* **Task to carry out**:
Pick every line from the data that holds the word "Panel".

* **Data listing**:
————
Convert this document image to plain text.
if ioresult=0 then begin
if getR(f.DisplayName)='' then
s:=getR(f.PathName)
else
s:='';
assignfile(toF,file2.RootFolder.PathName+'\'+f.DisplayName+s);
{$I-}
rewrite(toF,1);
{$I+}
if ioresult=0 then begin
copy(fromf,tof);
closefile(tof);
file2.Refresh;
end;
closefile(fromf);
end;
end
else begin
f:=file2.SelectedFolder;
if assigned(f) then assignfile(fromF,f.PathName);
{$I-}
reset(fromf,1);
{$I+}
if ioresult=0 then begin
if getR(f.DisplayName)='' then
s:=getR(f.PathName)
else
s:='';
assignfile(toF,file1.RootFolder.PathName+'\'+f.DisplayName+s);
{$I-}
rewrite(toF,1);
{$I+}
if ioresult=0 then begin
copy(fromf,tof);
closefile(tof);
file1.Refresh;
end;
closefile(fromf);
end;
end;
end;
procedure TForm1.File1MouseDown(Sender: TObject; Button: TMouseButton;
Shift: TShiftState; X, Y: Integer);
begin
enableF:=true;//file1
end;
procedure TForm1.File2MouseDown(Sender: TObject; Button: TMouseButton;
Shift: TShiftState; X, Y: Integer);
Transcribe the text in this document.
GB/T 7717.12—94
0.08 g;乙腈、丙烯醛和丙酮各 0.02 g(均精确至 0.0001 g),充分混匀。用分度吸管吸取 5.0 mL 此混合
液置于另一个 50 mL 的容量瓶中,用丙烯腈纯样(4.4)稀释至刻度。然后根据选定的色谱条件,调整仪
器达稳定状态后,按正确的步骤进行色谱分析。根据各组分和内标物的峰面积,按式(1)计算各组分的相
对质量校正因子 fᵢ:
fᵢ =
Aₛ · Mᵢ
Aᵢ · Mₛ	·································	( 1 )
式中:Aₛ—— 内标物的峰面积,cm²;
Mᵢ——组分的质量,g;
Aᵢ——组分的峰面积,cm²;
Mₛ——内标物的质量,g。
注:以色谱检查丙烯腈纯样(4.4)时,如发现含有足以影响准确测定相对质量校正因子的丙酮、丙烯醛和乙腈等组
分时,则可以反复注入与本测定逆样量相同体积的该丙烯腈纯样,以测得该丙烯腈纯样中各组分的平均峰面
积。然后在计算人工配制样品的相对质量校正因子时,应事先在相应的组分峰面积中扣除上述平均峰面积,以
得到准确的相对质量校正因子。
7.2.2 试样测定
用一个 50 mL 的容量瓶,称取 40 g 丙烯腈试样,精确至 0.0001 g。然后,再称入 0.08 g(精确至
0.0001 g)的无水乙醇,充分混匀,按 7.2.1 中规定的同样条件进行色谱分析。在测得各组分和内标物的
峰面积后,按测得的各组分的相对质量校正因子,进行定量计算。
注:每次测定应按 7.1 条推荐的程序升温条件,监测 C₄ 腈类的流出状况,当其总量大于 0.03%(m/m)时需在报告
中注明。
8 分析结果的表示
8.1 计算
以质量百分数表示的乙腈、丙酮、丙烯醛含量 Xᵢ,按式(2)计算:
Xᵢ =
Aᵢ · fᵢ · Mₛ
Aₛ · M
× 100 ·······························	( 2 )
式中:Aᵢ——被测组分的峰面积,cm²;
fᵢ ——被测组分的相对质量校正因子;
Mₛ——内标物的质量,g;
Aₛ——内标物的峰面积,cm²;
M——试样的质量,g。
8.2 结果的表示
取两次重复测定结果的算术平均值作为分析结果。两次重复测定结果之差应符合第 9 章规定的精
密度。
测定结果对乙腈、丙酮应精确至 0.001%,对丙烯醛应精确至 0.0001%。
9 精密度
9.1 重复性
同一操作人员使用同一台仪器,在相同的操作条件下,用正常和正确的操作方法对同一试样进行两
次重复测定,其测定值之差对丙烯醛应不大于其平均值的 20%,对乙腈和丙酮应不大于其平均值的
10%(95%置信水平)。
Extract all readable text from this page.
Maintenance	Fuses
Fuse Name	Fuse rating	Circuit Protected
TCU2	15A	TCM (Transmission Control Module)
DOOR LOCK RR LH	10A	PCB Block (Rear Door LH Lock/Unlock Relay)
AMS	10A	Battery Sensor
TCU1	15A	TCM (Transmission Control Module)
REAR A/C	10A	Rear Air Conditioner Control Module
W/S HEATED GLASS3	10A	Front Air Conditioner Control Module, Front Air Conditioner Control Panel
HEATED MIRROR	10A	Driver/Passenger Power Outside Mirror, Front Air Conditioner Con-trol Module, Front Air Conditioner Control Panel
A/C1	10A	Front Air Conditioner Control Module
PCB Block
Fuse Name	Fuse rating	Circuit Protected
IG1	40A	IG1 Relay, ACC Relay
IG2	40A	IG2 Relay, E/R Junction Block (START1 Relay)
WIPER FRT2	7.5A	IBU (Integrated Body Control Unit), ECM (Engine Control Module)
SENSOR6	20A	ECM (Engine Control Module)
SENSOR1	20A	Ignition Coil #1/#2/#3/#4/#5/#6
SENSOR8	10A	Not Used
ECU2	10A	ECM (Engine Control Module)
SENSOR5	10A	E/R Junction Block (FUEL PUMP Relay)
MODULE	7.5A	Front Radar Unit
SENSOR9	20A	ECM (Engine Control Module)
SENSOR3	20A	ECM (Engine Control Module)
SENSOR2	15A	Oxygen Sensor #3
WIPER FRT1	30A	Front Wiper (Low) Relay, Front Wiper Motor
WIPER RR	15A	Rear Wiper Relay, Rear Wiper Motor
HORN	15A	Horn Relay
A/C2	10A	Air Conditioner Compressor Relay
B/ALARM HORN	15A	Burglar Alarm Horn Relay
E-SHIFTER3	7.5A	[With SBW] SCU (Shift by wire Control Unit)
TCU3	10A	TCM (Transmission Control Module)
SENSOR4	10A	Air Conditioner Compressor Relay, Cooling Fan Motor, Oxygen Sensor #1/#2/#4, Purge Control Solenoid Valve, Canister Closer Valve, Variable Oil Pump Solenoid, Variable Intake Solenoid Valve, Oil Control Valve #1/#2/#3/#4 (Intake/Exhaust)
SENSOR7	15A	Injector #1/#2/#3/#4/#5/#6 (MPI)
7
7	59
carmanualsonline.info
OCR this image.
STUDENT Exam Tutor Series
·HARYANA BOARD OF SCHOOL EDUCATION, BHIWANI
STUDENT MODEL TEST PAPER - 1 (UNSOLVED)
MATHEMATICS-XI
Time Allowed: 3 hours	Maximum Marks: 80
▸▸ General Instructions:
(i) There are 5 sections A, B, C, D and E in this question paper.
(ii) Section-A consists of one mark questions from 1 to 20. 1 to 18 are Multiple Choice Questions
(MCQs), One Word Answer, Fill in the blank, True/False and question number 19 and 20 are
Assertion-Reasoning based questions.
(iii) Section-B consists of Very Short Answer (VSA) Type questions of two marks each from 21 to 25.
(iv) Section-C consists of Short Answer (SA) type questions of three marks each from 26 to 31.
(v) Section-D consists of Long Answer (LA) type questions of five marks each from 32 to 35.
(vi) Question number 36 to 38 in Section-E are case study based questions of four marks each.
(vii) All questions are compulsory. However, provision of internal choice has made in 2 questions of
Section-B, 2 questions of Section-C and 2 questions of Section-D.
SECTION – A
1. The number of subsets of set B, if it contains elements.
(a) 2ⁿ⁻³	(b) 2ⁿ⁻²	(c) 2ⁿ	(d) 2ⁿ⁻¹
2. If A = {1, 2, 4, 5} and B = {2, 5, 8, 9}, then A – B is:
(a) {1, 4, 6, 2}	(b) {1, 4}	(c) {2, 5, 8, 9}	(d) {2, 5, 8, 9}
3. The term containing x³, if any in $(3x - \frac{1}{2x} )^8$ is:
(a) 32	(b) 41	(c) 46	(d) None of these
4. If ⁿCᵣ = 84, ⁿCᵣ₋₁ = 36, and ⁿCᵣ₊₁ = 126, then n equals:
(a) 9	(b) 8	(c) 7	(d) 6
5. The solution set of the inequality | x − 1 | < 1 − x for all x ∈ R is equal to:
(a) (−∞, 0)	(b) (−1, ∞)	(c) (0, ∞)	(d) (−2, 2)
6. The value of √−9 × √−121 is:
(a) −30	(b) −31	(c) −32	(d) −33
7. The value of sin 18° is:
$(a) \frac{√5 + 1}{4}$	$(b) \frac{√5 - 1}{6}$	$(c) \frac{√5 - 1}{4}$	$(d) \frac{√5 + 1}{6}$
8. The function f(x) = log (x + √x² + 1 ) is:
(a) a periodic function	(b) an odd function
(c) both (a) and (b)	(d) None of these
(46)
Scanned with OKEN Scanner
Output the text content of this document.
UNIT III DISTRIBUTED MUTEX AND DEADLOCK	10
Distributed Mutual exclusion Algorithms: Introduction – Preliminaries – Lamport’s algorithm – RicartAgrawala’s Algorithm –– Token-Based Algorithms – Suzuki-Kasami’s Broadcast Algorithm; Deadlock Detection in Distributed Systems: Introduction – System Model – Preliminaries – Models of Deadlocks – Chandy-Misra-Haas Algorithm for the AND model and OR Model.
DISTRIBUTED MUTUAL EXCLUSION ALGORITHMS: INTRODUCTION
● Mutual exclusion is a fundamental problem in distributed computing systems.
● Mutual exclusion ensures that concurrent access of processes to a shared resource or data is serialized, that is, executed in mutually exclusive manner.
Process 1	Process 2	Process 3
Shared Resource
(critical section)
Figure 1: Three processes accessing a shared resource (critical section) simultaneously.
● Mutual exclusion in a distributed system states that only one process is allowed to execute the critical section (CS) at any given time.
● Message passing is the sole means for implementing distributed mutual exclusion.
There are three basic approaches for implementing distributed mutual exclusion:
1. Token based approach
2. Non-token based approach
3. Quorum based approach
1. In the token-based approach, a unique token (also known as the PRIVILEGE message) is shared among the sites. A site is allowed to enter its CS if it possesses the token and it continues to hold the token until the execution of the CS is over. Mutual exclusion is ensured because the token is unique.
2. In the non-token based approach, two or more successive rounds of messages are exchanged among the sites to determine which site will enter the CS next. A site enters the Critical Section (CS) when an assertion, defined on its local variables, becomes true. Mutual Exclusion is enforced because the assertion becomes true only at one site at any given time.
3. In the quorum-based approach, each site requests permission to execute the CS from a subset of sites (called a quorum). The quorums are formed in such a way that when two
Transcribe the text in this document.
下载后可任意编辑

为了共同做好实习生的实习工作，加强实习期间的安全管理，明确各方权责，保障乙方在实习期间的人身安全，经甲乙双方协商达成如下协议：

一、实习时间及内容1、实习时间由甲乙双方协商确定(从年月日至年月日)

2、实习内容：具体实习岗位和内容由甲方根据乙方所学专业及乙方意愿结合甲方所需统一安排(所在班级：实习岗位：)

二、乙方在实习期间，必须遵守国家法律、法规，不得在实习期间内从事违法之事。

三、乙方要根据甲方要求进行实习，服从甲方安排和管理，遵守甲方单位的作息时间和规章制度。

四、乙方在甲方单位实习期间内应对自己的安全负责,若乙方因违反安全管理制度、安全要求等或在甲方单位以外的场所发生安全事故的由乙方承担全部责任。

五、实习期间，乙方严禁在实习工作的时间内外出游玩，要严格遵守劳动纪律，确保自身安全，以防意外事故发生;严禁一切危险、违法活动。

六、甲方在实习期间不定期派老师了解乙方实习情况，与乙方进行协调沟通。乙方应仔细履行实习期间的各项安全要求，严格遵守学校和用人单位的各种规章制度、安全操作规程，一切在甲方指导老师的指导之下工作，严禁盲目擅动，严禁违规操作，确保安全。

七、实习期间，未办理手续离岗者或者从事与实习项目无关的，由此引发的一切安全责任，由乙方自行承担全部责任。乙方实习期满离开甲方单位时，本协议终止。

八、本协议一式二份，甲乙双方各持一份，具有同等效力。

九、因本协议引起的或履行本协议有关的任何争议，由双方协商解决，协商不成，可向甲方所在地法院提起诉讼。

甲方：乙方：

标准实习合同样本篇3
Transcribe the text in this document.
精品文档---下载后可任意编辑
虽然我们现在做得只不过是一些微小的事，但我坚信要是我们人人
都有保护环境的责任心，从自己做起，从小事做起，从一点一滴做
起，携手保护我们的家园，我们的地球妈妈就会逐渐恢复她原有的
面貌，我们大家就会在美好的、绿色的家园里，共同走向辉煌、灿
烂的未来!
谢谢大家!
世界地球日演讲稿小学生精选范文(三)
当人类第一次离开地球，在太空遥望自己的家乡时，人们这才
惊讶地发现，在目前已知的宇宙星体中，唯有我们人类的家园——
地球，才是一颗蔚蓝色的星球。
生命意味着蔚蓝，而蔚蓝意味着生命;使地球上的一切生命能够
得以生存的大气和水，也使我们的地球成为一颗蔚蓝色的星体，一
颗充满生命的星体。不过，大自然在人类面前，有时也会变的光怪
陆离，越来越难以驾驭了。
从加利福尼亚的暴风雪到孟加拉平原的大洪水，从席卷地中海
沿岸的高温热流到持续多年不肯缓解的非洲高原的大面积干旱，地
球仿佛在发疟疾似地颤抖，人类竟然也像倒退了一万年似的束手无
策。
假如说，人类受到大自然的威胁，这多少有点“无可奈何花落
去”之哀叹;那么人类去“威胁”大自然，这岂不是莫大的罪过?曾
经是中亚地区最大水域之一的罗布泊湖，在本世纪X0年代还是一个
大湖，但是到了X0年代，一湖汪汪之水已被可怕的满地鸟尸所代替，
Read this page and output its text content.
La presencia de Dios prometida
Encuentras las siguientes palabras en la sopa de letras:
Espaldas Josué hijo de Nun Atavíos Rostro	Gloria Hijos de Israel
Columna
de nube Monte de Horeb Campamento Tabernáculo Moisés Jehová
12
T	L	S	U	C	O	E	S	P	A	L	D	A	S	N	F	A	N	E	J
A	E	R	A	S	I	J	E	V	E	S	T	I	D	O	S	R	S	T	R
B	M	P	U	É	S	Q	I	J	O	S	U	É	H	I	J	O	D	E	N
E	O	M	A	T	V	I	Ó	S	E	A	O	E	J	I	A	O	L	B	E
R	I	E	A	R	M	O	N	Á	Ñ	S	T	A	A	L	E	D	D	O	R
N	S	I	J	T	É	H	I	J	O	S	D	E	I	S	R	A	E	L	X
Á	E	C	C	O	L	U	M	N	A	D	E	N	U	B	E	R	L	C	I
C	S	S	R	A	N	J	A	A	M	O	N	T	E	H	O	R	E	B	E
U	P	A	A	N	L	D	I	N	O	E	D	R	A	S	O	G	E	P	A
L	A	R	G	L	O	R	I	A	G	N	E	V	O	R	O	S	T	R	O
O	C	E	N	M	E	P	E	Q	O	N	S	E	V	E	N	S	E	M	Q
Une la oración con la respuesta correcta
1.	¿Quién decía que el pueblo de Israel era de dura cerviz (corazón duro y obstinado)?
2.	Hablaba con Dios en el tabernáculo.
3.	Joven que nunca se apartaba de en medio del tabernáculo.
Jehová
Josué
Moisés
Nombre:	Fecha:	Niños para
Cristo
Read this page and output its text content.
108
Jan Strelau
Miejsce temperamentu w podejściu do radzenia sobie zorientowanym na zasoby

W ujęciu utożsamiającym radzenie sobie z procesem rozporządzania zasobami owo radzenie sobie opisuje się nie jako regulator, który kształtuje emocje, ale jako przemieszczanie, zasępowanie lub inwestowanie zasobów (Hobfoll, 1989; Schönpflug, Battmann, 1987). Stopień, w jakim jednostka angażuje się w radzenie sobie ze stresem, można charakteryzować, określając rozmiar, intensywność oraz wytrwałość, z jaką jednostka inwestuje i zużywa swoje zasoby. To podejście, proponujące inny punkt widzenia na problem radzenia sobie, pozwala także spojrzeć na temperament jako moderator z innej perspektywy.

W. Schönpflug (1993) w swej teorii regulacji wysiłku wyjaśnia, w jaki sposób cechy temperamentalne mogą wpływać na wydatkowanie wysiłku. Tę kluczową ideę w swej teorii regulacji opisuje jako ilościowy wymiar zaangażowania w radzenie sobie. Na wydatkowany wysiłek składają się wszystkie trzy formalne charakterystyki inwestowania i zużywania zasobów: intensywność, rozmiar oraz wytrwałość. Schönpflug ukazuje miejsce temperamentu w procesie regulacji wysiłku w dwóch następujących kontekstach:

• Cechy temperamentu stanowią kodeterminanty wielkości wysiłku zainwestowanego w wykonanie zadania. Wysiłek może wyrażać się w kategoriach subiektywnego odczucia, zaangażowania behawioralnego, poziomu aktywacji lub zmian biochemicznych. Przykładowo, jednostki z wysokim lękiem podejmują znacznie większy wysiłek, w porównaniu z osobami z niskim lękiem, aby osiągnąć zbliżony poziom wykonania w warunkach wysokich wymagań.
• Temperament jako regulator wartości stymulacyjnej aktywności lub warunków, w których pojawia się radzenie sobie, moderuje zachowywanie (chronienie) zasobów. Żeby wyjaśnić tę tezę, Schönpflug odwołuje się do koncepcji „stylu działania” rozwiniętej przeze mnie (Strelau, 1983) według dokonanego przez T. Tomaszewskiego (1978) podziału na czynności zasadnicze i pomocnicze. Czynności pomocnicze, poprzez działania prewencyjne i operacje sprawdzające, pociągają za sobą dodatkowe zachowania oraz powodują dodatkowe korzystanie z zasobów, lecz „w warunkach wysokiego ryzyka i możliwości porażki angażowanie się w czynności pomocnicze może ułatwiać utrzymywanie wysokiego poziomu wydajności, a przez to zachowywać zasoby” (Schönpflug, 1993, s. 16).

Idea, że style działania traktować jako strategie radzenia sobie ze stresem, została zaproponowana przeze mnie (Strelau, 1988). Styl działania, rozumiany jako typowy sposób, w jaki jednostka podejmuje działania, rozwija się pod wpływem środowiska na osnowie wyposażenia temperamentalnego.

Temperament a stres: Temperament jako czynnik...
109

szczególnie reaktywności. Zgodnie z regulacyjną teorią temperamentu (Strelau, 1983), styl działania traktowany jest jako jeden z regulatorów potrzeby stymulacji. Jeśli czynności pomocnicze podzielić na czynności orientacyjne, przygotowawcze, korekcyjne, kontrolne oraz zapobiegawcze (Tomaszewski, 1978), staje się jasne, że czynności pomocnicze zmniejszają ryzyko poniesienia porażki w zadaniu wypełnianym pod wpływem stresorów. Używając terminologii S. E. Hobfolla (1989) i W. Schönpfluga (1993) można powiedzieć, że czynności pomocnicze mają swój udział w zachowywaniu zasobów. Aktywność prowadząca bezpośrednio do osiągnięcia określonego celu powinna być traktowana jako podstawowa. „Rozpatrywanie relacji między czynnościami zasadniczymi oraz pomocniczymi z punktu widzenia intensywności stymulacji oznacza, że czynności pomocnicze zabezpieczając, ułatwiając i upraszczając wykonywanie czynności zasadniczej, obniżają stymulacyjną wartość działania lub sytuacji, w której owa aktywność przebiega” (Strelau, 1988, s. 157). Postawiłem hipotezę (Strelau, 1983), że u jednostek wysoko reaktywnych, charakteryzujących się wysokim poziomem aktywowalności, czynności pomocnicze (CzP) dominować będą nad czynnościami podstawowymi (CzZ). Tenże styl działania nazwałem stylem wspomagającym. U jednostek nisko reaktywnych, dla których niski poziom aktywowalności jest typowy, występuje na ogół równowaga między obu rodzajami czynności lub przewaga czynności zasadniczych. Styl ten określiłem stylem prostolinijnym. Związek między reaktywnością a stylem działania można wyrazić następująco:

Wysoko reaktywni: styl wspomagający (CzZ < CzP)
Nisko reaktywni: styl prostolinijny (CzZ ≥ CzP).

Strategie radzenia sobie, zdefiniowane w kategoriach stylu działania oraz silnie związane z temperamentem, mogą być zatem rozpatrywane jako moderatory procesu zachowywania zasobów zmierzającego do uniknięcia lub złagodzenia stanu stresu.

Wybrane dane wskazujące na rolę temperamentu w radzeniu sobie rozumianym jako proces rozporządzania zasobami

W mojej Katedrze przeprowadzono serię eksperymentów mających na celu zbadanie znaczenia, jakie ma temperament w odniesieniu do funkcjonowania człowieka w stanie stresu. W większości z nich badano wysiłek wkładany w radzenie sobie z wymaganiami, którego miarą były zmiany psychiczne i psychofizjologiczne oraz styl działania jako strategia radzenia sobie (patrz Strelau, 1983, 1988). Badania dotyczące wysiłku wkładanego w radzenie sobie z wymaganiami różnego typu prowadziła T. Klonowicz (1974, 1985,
————
* **Correct result**:
W/S HEATED GLASS3	10A	Front Air Conditioner Control Module, Front Air Conditioner Control Panel
HEATED MIRROR	10A	Driver/Passenger Power Outside Mirror, Front Air Conditioner Con-trol Module, Front Air Conditioner Control Panel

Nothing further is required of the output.